*Passage*.
Iterator vs. Reference vs. Pointer [closed]

Iterator vs. Reference vs. Pointer [closed] - c++

Closed. This question is opinion-based. It is not currently accepting answers.
Want to improve this question? Update the question so it can be answered with facts and citations by editing this post.
Closed 4 years ago.
Improve this question
I have a class that spawns an arbitrary number of worker object that compute their results into a std::vector. I'm going to remove some of the worker objects at certain points but I'd like to keep their results in a certain ordering only known to the class that spawned them. Thus I'm providing the vectors for the output in the class A.
I have (IMO) three options: I could either have pointers to the vectors, references or iterators as members. While the iterator option has certain draw backs (The iterator could be incremented.) I'm unsure if pointers or references are clearer.
I feel references are better because they can't be NULL and a cruncher would require the presence of a vector.
What I'm most unsure about is the validity of the references. Will they be invalidated by some operations on the std::list< std::vector<int> >? Are those operations the same as invalidating the iterators of std::list? Is there another approach I don't see right now? Also the coupling to a container doesn't feel right: I force a specific container to the Cruncher class.
Code provided for clarity:
#include <list>
#include <vector>
#include <boost/ptr_container/ptr_list.hpp>
class Cruncher {
std::vector<int>* numPointer;
std::vector<int>& numRef;
std::list< std::vector<int> >::iterator numIterator;
public:
Cruncher(std::vector<int>*);
Cruncher(std::vector<int>&);
Cruncher(std::list< std::vector<int> >::iterator);
};
class A {
std::list< std::vector<int> > container;
boost::ptr_list< std::vector<int> > container2;
std::vector<Cruncher> cruncherList;
};

If an iterator is invalidated, it would also invalidate a pointer/reference that the iterator was converted into. If you have this:
std::vector<T>::iterator it = ...;
T *p = &(*it);
T &r = *p;
if the iterator is invalidated (for example a call to push_back can invalidate all existing vector iterators), the pointer and the reference will also be invalidated.
From the standard 23.2.4.2/5 (vector capacity):
Notes: Reallocation invalidates all the references, pointers, and iterators referring to the elements in the sequence.
The same general principal holds for std::list. If an iterator is invalidated, the pointers and references the iterator is converted into are also invalidated.

*Source excerpt*.

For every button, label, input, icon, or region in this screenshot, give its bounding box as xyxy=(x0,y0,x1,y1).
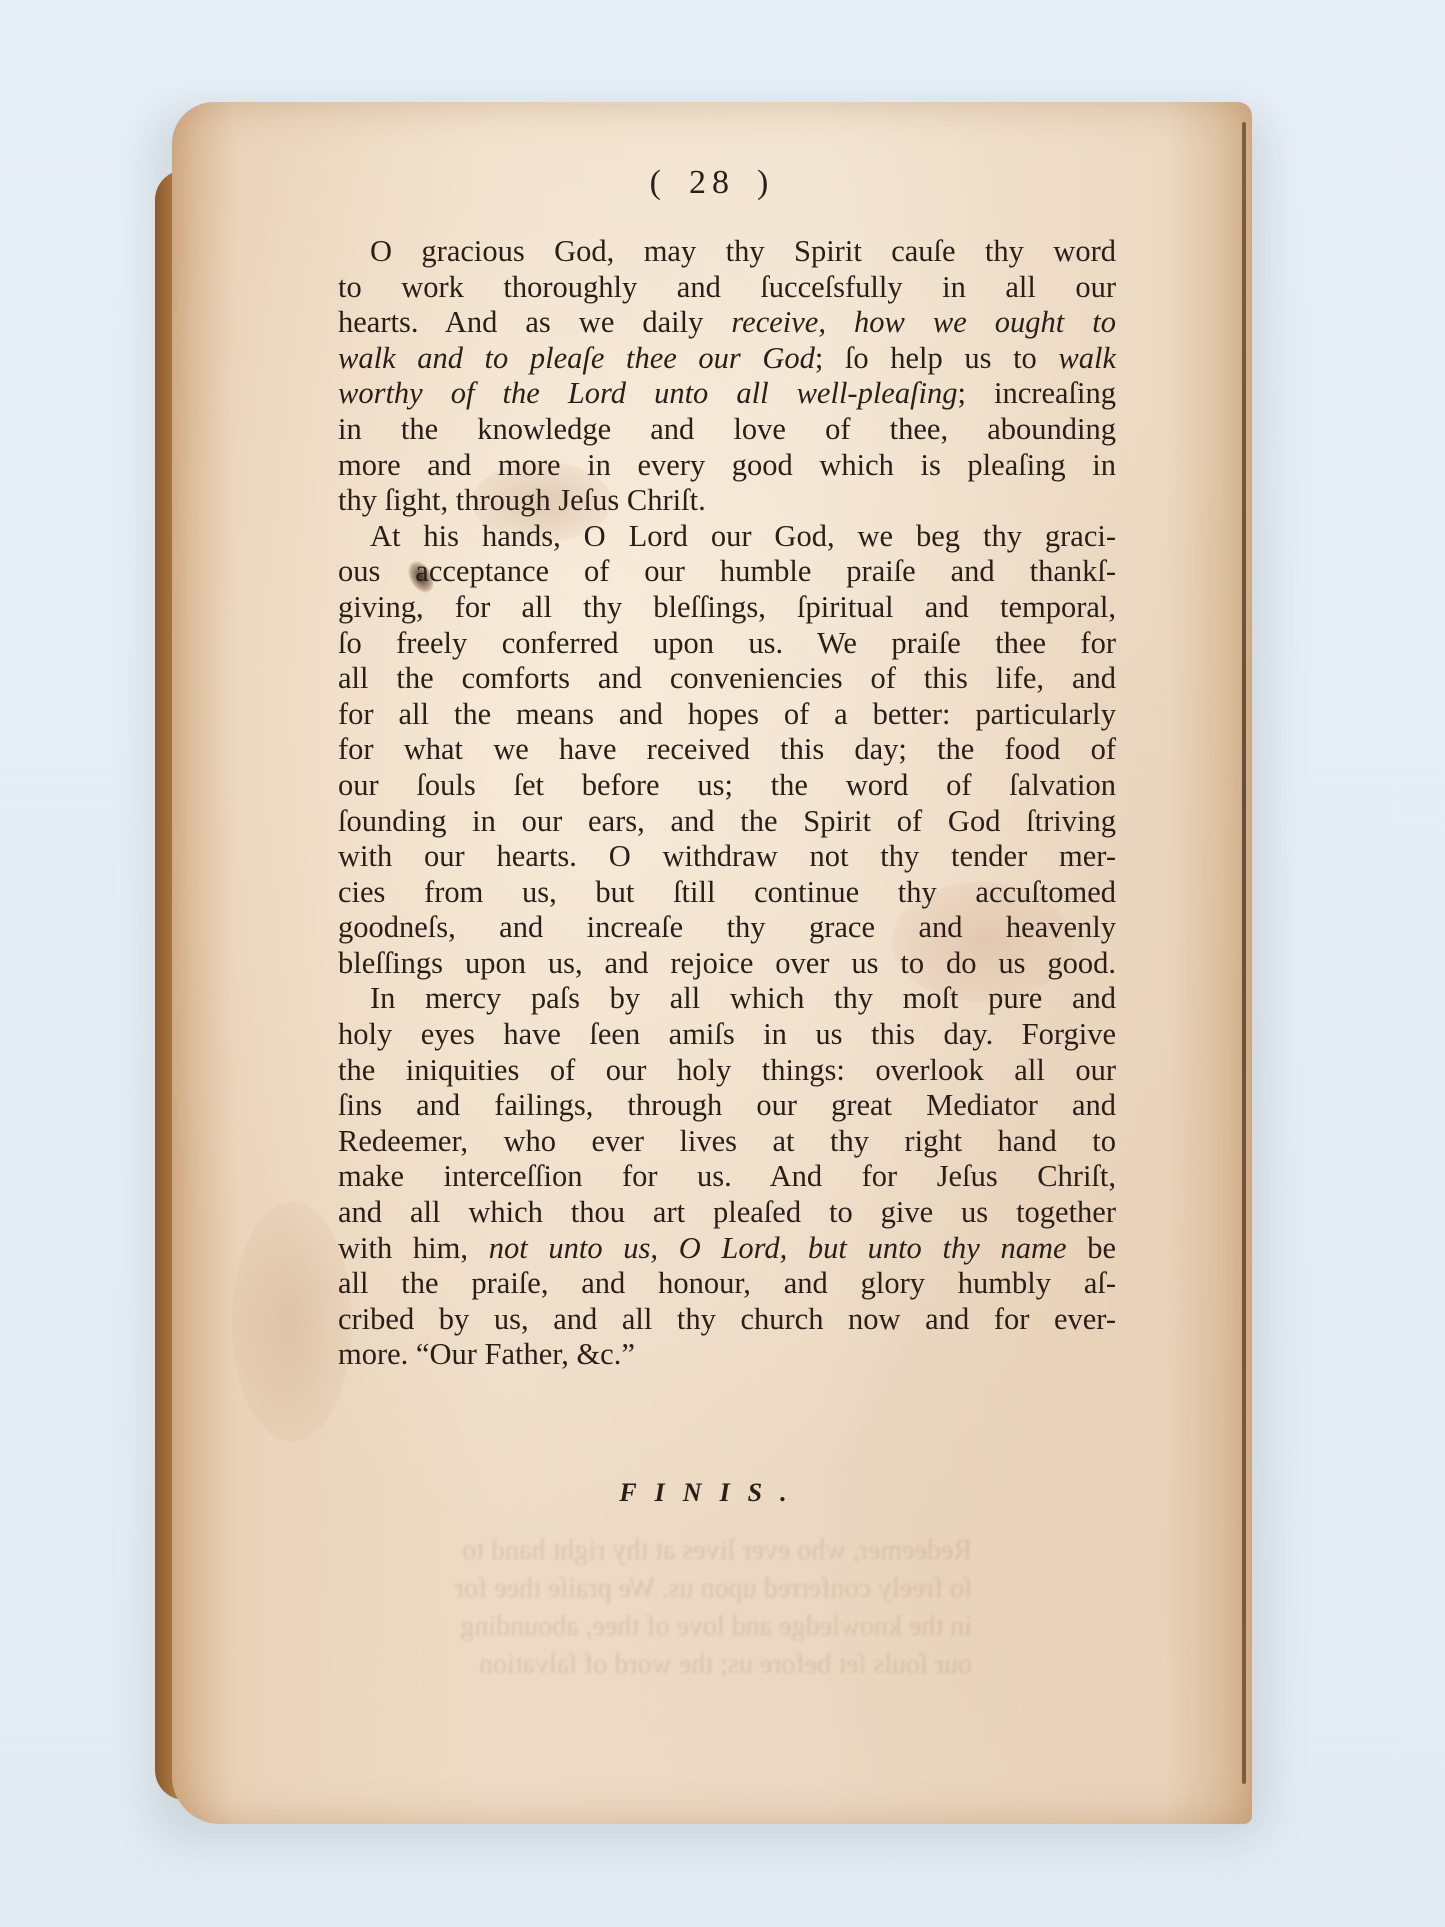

*Work to do*.
[A] Print the section of the C++ thread from "Closed. This question" up to and including "references are clearer.".
[B] Summarize the C++ thread in two sentences.

*Task results*.
[A]
Closed. This question is opinion-based. It is not currently accepting answers.
Want to improve this question? Update the question so it can be answered with facts and citations by editing this post.
Closed 4 years ago.
Improve this question
I have a class that spawns an arbitrary number of worker object that compute their results into a std::vector. I'm going to remove some of the worker objects at certain points but I'd like to keep their results in a certain ordering only known to the class that spawned them. Thus I'm providing the vectors for the output in the class A.
I have (IMO) three options: I could either have pointers to the vectors, references or iterators as members. While the iterator option has certain draw backs (The iterator could be incremented.) I'm unsure if pointers or references are clearer.

[B] The asker has a class that spawns worker objects, which compute results into vectors supplied by class A, and is unsure whether the workers should hold pointers, references, or iterators to those vectors, and whether references can be invalidated by operations on the std::list. The reply explains that invalidating an iterator also invalidates any pointer or reference derived from it, cites the standard's note that vector reallocation invalidates all references, pointers, and iterators, and says the same principle holds for std::list.